» WORK TO DO: Extract the text of every entry below exactly; leave images out.

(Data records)
┄┄┄┄┄┄┄┄┄┄┄┄┄┄┄┄┄┄┄┄

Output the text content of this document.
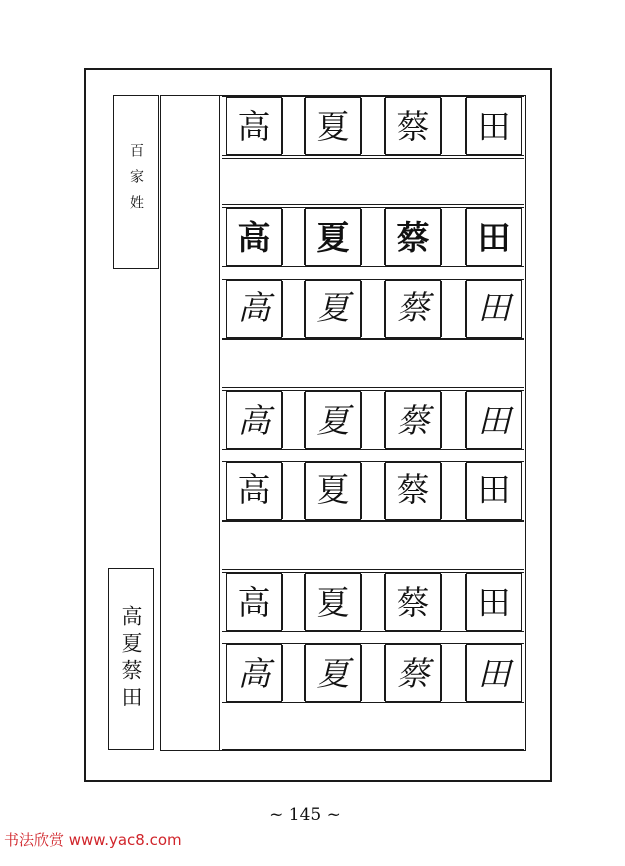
百家姓
高夏蔡田
高	夏	蔡	田
高	夏	蔡	田
高	夏	蔡	田
高	夏	蔡	田
高	夏	蔡	田
高	夏	蔡	田
高	夏	蔡	田
~ 145 ~
书法欣赏 www.yac8.com
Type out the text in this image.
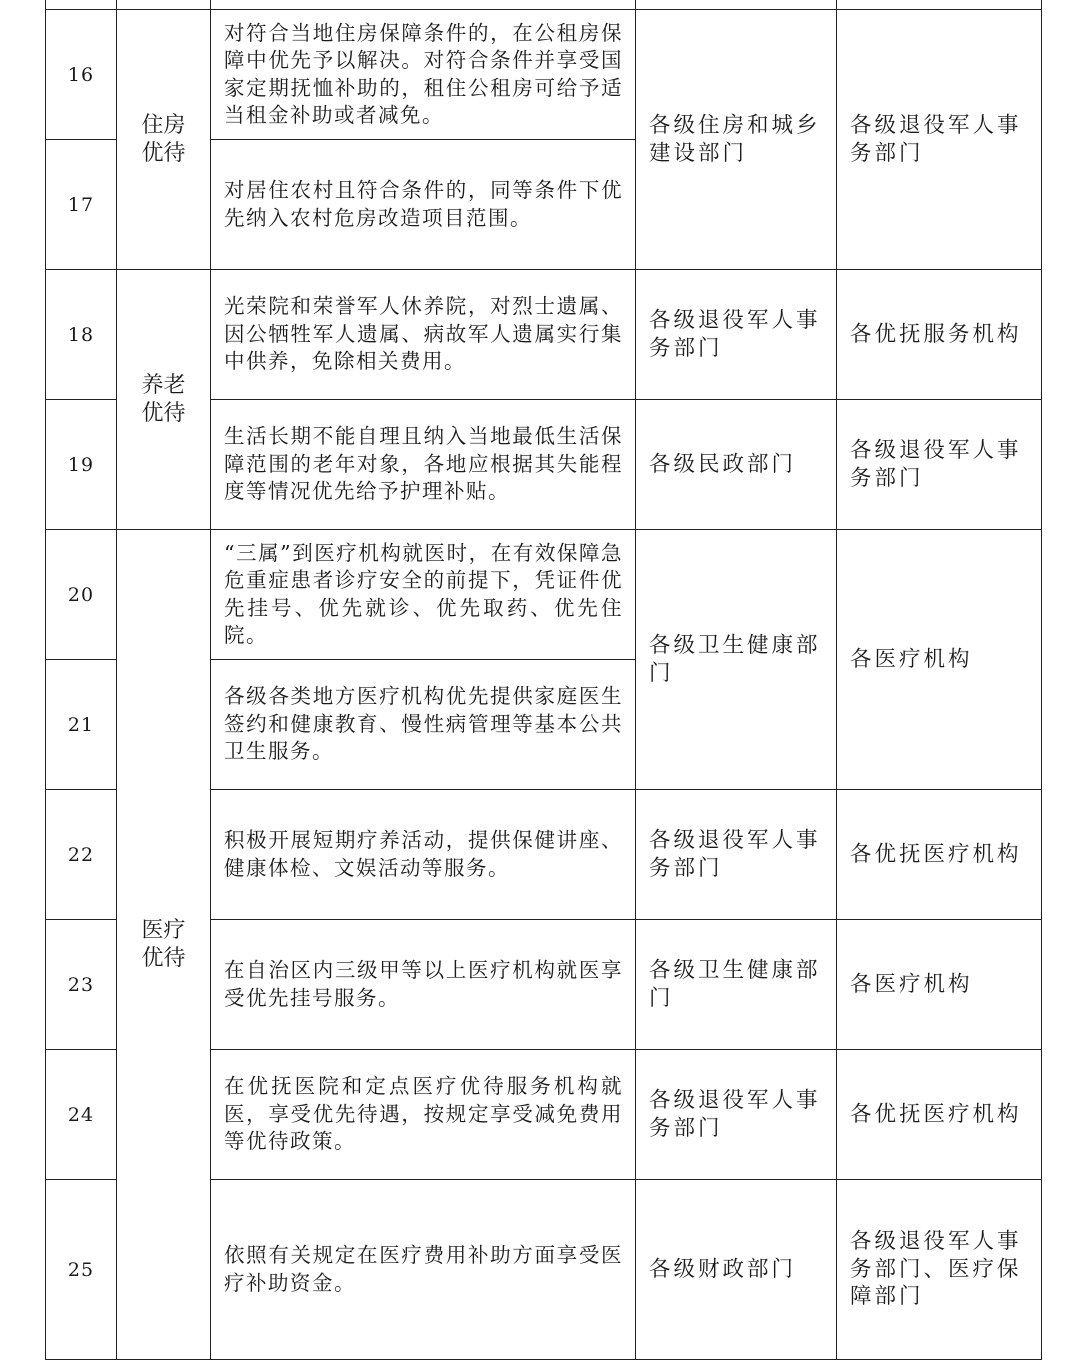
16	住房优待	对符合当地住房保障条件的，在公租房保障中优先予以解决。对符合条件并享受国家定期抚恤补助的，租住公租房可给予适当租金补助或者减免。	各级住房和城乡建设部门	各级退役军人事务部门
17		对居住农村且符合条件的，同等条件下优先纳入农村危房改造项目范围。		
18	养老优待	光荣院和荣誉军人休养院，对烈士遗属、因公牺牲军人遗属、病故军人遗属实行集中供养，免除相关费用。	各级退役军人事务部门	各优抚服务机构
19		生活长期不能自理且纳入当地最低生活保障范围的老年对象，各地应根据其失能程度等情况优先给予护理补贴。	各级民政部门	各级退役军人事务部门
20	医疗优待	“三属”到医疗机构就医时，在有效保障急危重症患者诊疗安全的前提下，凭证件优先挂号、优先就诊、优先取药、优先住院。	各级卫生健康部门	各医疗机构
21		各级各类地方医疗机构优先提供家庭医生签约和健康教育、慢性病管理等基本公共卫生服务。		
22		积极开展短期疗养活动，提供保健讲座、健康体检、文娱活动等服务。	各级退役军人事务部门	各优抚医疗机构
23		在自治区内三级甲等以上医疗机构就医享受优先挂号服务。	各级卫生健康部门	各医疗机构
24		在优抚医院和定点医疗优待服务机构就医，享受优先待遇，按规定享受减免费用等优待政策。	各级退役军人事务部门	各优抚医疗机构
25		依照有关规定在医疗费用补助方面享受医疗补助资金。	各级财政部门	各级退役军人事务部门、医疗保障部门
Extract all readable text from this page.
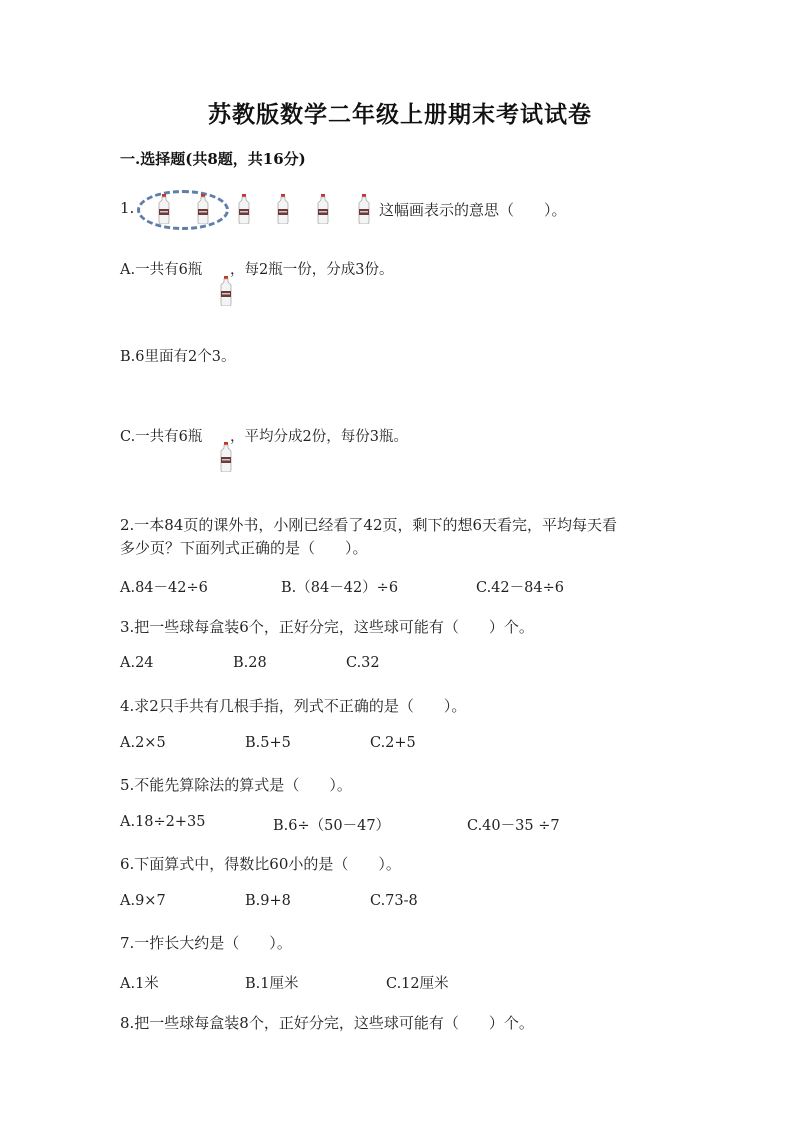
苏教版数学二年级上册期末考试试卷
一.选择题(共8题，共16分)
1.	这幅画表示的意思（　　）。
A.一共有6瓶 ，每2瓶一份，分成3份。
B.6里面有2个3。
C.一共有6瓶 ，平均分成2份，每份3瓶。
2.一本84页的课外书，小刚已经看了42页，剩下的想6天看完，平均每天看
多少页？下面列式正确的是（　　）。
A.84－42÷6	B.（84－42）÷6	C.42－84÷6
3.把一些球每盒装6个，正好分完，这些球可能有（　　）个。
A.24	B.28	C.32
4.求2只手共有几根手指，列式不正确的是（　　）。
A.2×5	B.5+5	C.2+5
5.不能先算除法的算式是（　　）。
A.18÷2+35	B.6÷（50－47）	C.40－35 ÷7
6.下面算式中，得数比60小的是（　　）。
A.9×7	B.9+8	C.73-8
7.一拃长大约是（　　）。
A.1米	B.1厘米	C.12厘米
8.把一些球每盒装8个，正好分完，这些球可能有（　　）个。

┄┄┄┄┄┄┄┄┄┄┄┄┄┄┄┄┄┄┄┄

» COMPLETED EXERCISE:
Output the text content of this document.
百家姓
高夏蔡田
高	夏	蔡	田
高	夏	蔡	田
高	夏	蔡	田
高	夏	蔡	田
高	夏	蔡	田
高	夏	蔡	田
高	夏	蔡	田
~ 145 ~
书法欣赏 www.yac8.com
Type out the text in this image.
16	住房优待	对符合当地住房保障条件的，在公租房保障中优先予以解决。对符合条件并享受国家定期抚恤补助的，租住公租房可给予适当租金补助或者减免。	各级住房和城乡建设部门	各级退役军人事务部门
17		对居住农村且符合条件的，同等条件下优先纳入农村危房改造项目范围。		
18	养老优待	光荣院和荣誉军人休养院，对烈士遗属、因公牺牲军人遗属、病故军人遗属实行集中供养，免除相关费用。	各级退役军人事务部门	各优抚服务机构
19		生活长期不能自理且纳入当地最低生活保障范围的老年对象，各地应根据其失能程度等情况优先给予护理补贴。	各级民政部门	各级退役军人事务部门
20	医疗优待	“三属”到医疗机构就医时，在有效保障急危重症患者诊疗安全的前提下，凭证件优先挂号、优先就诊、优先取药、优先住院。	各级卫生健康部门	各医疗机构
21		各级各类地方医疗机构优先提供家庭医生签约和健康教育、慢性病管理等基本公共卫生服务。		
22		积极开展短期疗养活动，提供保健讲座、健康体检、文娱活动等服务。	各级退役军人事务部门	各优抚医疗机构
23		在自治区内三级甲等以上医疗机构就医享受优先挂号服务。	各级卫生健康部门	各医疗机构
24		在优抚医院和定点医疗优待服务机构就医，享受优先待遇，按规定享受减免费用等优待政策。	各级退役军人事务部门	各优抚医疗机构
25		依照有关规定在医疗费用补助方面享受医疗补助资金。	各级财政部门	各级退役军人事务部门、医疗保障部门
Extract all readable text from this page.
苏教版数学二年级上册期末考试试卷
一.选择题(共8题，共16分)
1.	这幅画表示的意思（　　）。
A.一共有6瓶 ，每2瓶一份，分成3份。
B.6里面有2个3。
C.一共有6瓶 ，平均分成2份，每份3瓶。
2.一本84页的课外书，小刚已经看了42页，剩下的想6天看完，平均每天看
多少页？下面列式正确的是（　　）。
A.84－42÷6	B.（84－42）÷6	C.42－84÷6
3.把一些球每盒装6个，正好分完，这些球可能有（　　）个。
A.24	B.28	C.32
4.求2只手共有几根手指，列式不正确的是（　　）。
A.2×5	B.5+5	C.2+5
5.不能先算除法的算式是（　　）。
A.18÷2+35	B.6÷（50－47）	C.40－35 ÷7
6.下面算式中，得数比60小的是（　　）。
A.9×7	B.9+8	C.73-8
7.一拃长大约是（　　）。
A.1米	B.1厘米	C.12厘米
8.把一些球每盒装8个，正好分完，这些球可能有（　　）个。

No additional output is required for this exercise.